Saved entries

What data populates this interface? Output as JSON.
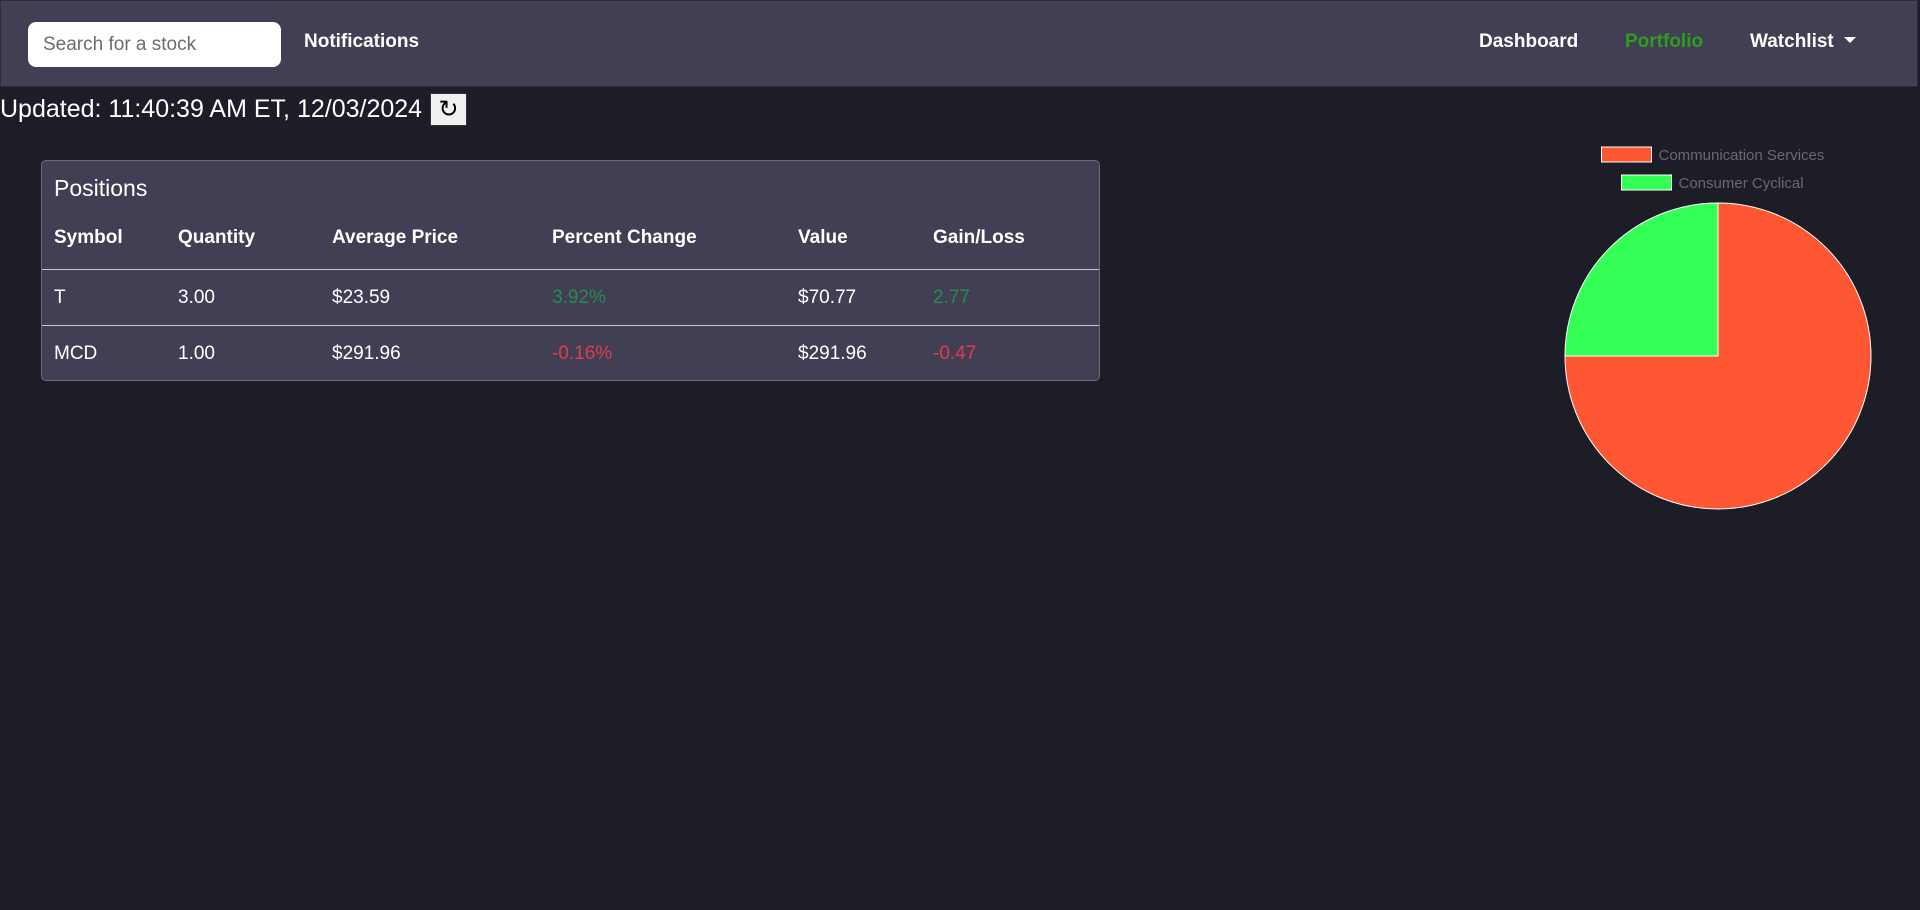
{
  "navbar": {
    "search_placeholder": "Search for a stock",
    "notifications": "Notifications",
    "dashboard": "Dashboard",
    "portfolio": "Portfolio",
    "watchlist": "Watchlist"
  },
  "status": {
    "updated": "Updated: 11:40:39 AM ET, 12/03/2024",
    "refresh_icon": "↻"
  },
  "positions": {
    "title": "Positions",
    "columns": [
      "Symbol",
      "Quantity",
      "Average Price",
      "Percent Change",
      "Value",
      "Gain/Loss"
    ],
    "rows": [
      {
        "symbol": "T",
        "quantity": "3.00",
        "avg_price": "$23.59",
        "pct_change": "3.92%",
        "value": "$70.77",
        "gain_loss": "2.77"
      },
      {
        "symbol": "MCD",
        "quantity": "1.00",
        "avg_price": "$291.96",
        "pct_change": "-0.16%",
        "value": "$291.96",
        "gain_loss": "-0.47"
      }
    ]
  },
  "colors": {
    "accent_positive": "#2a8a4d",
    "accent_negative": "#e33b4d",
    "portfolio_active": "#2e9d1f"
  },
  "chart_data": {
    "type": "pie",
    "categories": [
      "Communication Services",
      "Consumer Cyclical"
    ],
    "values": [
      75,
      25
    ],
    "colors": [
      "#ff5733",
      "#33ff57"
    ],
    "legend": "top"
  }
}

> **What to do**: All records should be output exactly, with the pictures left out.

> **Written answer**:
What data populates this interface? Output as JSON.
{
  "navbar": {
    "search_placeholder": "Search for a stock",
    "notifications": "Notifications",
    "dashboard": "Dashboard",
    "portfolio": "Portfolio",
    "watchlist": "Watchlist"
  },
  "status": {
    "updated": "Updated: 11:40:39 AM ET, 12/03/2024",
    "refresh_icon": "↻"
  },
  "positions": {
    "title": "Positions",
    "columns": [
      "Symbol",
      "Quantity",
      "Average Price",
      "Percent Change",
      "Value",
      "Gain/Loss"
    ],
    "rows": [
      {
        "symbol": "T",
        "quantity": "3.00",
        "avg_price": "$23.59",
        "pct_change": "3.92%",
        "value": "$70.77",
        "gain_loss": "2.77"
      },
      {
        "symbol": "MCD",
        "quantity": "1.00",
        "avg_price": "$291.96",
        "pct_change": "-0.16%",
        "value": "$291.96",
        "gain_loss": "-0.47"
      }
    ]
  },
  "colors": {
    "accent_positive": "#2a8a4d",
    "accent_negative": "#e33b4d",
    "portfolio_active": "#2e9d1f"
  },
  "chart_data": {
    "type": "pie",
    "categories": [
      "Communication Services",
      "Consumer Cyclical"
    ],
    "values": [
      75,
      25
    ],
    "colors": [
      "#ff5733",
      "#33ff57"
    ],
    "legend": "top"
  }
}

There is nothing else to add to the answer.